**Exercise details**
Filter the entries below, keeping only lines with the word "document".

**Data to process**
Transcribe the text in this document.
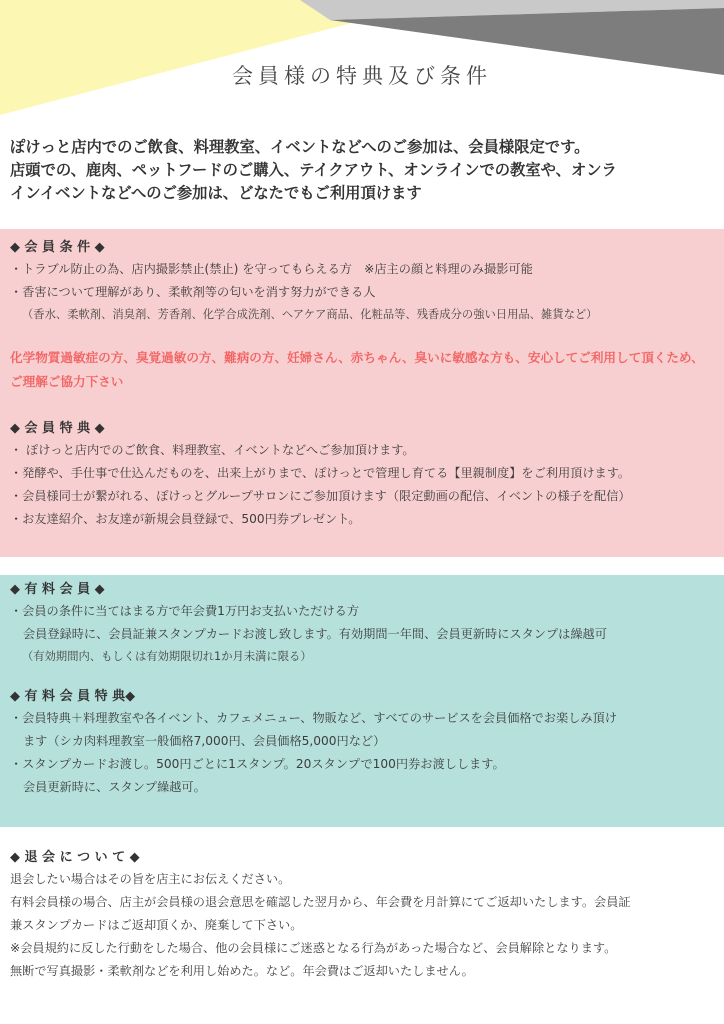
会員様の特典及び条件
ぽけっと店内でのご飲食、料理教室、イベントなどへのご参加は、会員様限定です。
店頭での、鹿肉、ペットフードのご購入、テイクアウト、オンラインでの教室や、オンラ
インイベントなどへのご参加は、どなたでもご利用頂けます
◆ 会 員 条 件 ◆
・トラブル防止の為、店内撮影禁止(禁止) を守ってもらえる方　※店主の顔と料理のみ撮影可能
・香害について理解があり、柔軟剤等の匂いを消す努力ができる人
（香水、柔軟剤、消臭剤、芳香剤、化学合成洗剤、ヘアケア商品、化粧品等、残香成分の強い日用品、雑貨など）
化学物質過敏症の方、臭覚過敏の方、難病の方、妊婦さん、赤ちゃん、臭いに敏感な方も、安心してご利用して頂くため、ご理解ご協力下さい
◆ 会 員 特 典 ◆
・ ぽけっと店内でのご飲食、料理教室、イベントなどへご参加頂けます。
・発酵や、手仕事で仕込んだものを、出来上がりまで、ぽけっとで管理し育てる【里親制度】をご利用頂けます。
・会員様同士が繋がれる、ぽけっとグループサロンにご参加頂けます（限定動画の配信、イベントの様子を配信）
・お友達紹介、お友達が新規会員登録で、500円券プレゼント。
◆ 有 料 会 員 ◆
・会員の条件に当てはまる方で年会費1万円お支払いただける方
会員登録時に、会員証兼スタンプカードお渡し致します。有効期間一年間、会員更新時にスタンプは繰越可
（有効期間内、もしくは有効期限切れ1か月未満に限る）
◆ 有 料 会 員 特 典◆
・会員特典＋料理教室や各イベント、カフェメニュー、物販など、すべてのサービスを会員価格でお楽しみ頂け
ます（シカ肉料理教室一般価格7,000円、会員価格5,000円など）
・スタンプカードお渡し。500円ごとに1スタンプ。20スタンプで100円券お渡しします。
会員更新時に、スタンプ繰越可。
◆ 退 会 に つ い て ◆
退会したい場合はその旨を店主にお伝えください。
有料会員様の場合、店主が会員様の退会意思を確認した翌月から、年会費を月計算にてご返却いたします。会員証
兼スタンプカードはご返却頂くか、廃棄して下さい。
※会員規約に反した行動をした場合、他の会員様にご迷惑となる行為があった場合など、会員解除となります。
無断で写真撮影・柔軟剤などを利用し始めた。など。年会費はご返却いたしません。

...

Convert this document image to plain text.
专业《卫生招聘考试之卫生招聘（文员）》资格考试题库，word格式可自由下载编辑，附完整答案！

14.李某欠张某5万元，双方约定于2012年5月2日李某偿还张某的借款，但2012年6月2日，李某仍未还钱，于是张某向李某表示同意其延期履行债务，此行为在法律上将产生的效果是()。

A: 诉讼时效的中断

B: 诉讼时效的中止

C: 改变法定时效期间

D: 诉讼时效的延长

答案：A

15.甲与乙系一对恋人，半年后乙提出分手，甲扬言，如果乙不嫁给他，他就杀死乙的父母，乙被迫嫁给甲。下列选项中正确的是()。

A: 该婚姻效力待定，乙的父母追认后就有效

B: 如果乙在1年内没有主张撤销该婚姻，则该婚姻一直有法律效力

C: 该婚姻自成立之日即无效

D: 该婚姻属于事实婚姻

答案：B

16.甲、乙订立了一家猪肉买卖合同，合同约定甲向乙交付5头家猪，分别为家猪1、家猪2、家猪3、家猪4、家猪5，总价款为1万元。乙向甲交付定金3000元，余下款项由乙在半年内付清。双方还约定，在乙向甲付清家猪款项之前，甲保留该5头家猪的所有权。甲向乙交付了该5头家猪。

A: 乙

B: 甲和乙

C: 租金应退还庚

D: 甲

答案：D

**Response to the task**
Transcribe the text in this document.
Convert this document image to plain text.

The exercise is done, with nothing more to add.